* [Page text]
Speech recognition software package

Tazti is a speech recognition software package developed and sold by Voice Tech Group, Inc. for Windows personal computers. The most recent package is version 3.2, which supports Windows 10, Windows 8.1, Windows 8 and Windows 7 64-bit editions. Earlier versions of Tazti supported Windows Vista and Windows XP. Tazti's primary features are playing PC video games by voice, controlling PC applications and programs by voice, and creating speech commands to trigger a browser to open web pages, or trigger the Windows operating system to open files, folders or programs. Earlier versions of Tazti included a lite Dictation feature that is eliminated from the latest version.

==Features==
Tazti Speech Recognition software has four primary areas of functionality:
1. Play PC games by voice,
2. Control PC based applications and programs by voice,
3. Open files, folders and webpages by creating custom speech commands and associating them to file, folder or web URL.
4. Run programs that include command line parameters which may include batch flies to mash up Tazti to robots, robotics, web apps, or desktop or other programs not a part of Tazti.

Tazti utilizes a minimal user interface. As an example, user spoken speech commands appear in a balloon on the user interface dashboard as they are spoken allowing the user to confirm by sight the speech recognition quality.

* [Stored records]
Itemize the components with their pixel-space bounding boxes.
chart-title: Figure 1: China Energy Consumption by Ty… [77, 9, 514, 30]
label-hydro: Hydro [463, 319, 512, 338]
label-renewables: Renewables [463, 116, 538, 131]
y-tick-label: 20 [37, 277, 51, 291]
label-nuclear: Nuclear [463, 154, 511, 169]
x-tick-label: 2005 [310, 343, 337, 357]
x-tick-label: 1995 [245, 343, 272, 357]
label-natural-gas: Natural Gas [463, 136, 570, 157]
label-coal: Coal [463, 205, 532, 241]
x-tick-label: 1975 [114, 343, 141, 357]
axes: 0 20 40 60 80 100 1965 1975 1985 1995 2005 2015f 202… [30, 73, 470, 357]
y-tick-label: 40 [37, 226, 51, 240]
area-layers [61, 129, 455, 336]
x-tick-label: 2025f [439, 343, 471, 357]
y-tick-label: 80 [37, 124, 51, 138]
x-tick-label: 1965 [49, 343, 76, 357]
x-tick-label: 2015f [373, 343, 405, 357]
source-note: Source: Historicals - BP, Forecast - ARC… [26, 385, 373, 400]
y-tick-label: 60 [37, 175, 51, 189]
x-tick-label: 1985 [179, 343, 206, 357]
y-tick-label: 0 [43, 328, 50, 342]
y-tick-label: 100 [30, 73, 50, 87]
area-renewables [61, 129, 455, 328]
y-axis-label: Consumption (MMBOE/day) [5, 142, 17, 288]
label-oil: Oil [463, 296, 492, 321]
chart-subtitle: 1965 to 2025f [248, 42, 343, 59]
==
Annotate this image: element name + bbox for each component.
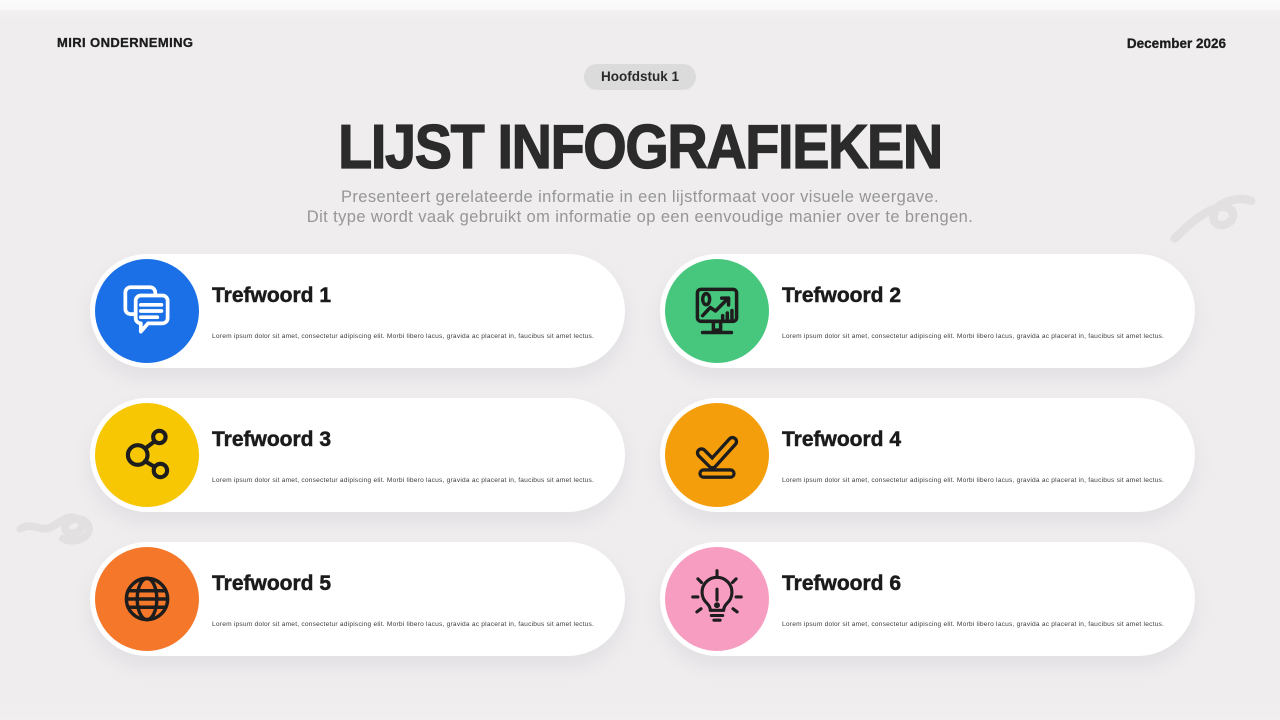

* [Your instructions]
Turn the paragraph of the Tazti text that begins "Tazti is a speech recognition software package" into a short bulleted list that keeps its main facts. The data comes from a different source than the Tazti text.

* [Answer below]
- Speech recognition software developed and sold by Voice Tech Group, Inc. for Windows PCs
- Latest version 3.2 supports 64-bit editions of Windows 10, 8.1, 8 and 7
- Earlier versions supported Windows Vista and Windows XP
- Main features: playing PC video games by voice, controlling PC applications and programs by voice, and creating speech commands that open web pages in a browser or files, folders or programs in Windows
- The lite Dictation feature of earlier versions was removed from the latest version